CHALLENGE —
Transcribe every line exactly. Leave the pictures behind.

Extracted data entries
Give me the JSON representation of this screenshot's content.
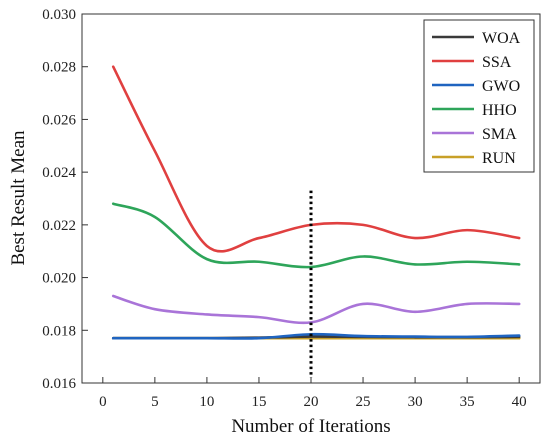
{
  "chart_data": {
    "type": "line",
    "xlabel": "Number of Iterations",
    "ylabel": "Best Result Mean",
    "xlim": [
      -2,
      42
    ],
    "ylim": [
      0.016,
      0.03
    ],
    "xticks": [
      0,
      5,
      10,
      15,
      20,
      25,
      30,
      35,
      40
    ],
    "yticks": [
      0.016,
      0.018,
      0.02,
      0.022,
      0.024,
      0.026,
      0.028,
      0.03
    ],
    "x": [
      1,
      5,
      10,
      15,
      20,
      25,
      30,
      35,
      40
    ],
    "grid": false,
    "legend_position": "top-right",
    "series": [
      {
        "name": "WOA",
        "color": "#3a3a3a",
        "values": [
          0.0177,
          0.0177,
          0.0177,
          0.01772,
          0.01776,
          0.01775,
          0.01774,
          0.01774,
          0.01775
        ]
      },
      {
        "name": "SSA",
        "color": "#e04040",
        "values": [
          0.028,
          0.0248,
          0.0212,
          0.0215,
          0.022,
          0.022,
          0.0215,
          0.0218,
          0.0215
        ]
      },
      {
        "name": "GWO",
        "color": "#1f64c0",
        "values": [
          0.0177,
          0.0177,
          0.0177,
          0.0177,
          0.01785,
          0.01778,
          0.01776,
          0.01775,
          0.0178
        ]
      },
      {
        "name": "HHO",
        "color": "#2ea55a",
        "values": [
          0.0228,
          0.0223,
          0.0207,
          0.0206,
          0.0204,
          0.0208,
          0.0205,
          0.0206,
          0.0205
        ]
      },
      {
        "name": "SMA",
        "color": "#a974d8",
        "values": [
          0.0193,
          0.0188,
          0.0186,
          0.0185,
          0.0183,
          0.019,
          0.0187,
          0.019,
          0.019
        ]
      },
      {
        "name": "RUN",
        "color": "#c8a028",
        "values": [
          0.0177,
          0.0177,
          0.0177,
          0.0177,
          0.0177,
          0.0177,
          0.0177,
          0.0177,
          0.0177
        ]
      }
    ],
    "annotations": [
      {
        "type": "vertical-dotted-line",
        "x": 20,
        "y_range": [
          0.0162,
          0.0233
        ],
        "color": "#000000"
      }
    ]
  }
}
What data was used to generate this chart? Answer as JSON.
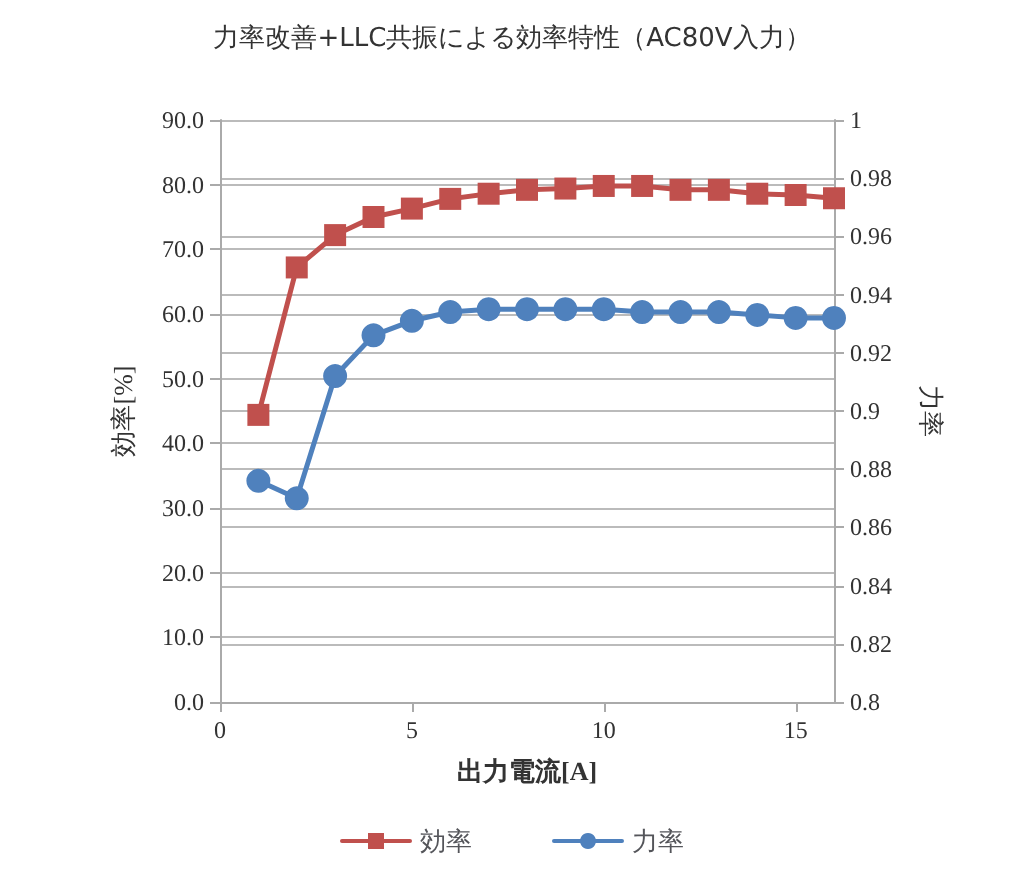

THE SOLUTION —
Give me the JSON representation of this screenshot's content.
{
  "chart_data": {
    "type": "line",
    "xlabel": "Number of Iterations",
    "ylabel": "Best Result Mean",
    "xlim": [
      -2,
      42
    ],
    "ylim": [
      0.016,
      0.03
    ],
    "xticks": [
      0,
      5,
      10,
      15,
      20,
      25,
      30,
      35,
      40
    ],
    "yticks": [
      0.016,
      0.018,
      0.02,
      0.022,
      0.024,
      0.026,
      0.028,
      0.03
    ],
    "x": [
      1,
      5,
      10,
      15,
      20,
      25,
      30,
      35,
      40
    ],
    "grid": false,
    "legend_position": "top-right",
    "series": [
      {
        "name": "WOA",
        "color": "#3a3a3a",
        "values": [
          0.0177,
          0.0177,
          0.0177,
          0.01772,
          0.01776,
          0.01775,
          0.01774,
          0.01774,
          0.01775
        ]
      },
      {
        "name": "SSA",
        "color": "#e04040",
        "values": [
          0.028,
          0.0248,
          0.0212,
          0.0215,
          0.022,
          0.022,
          0.0215,
          0.0218,
          0.0215
        ]
      },
      {
        "name": "GWO",
        "color": "#1f64c0",
        "values": [
          0.0177,
          0.0177,
          0.0177,
          0.0177,
          0.01785,
          0.01778,
          0.01776,
          0.01775,
          0.0178
        ]
      },
      {
        "name": "HHO",
        "color": "#2ea55a",
        "values": [
          0.0228,
          0.0223,
          0.0207,
          0.0206,
          0.0204,
          0.0208,
          0.0205,
          0.0206,
          0.0205
        ]
      },
      {
        "name": "SMA",
        "color": "#a974d8",
        "values": [
          0.0193,
          0.0188,
          0.0186,
          0.0185,
          0.0183,
          0.019,
          0.0187,
          0.019,
          0.019
        ]
      },
      {
        "name": "RUN",
        "color": "#c8a028",
        "values": [
          0.0177,
          0.0177,
          0.0177,
          0.0177,
          0.0177,
          0.0177,
          0.0177,
          0.0177,
          0.0177
        ]
      }
    ],
    "annotations": [
      {
        "type": "vertical-dotted-line",
        "x": 20,
        "y_range": [
          0.0162,
          0.0233
        ],
        "color": "#000000"
      }
    ]
  }
}
What data was used to generate this chart? Answer as JSON.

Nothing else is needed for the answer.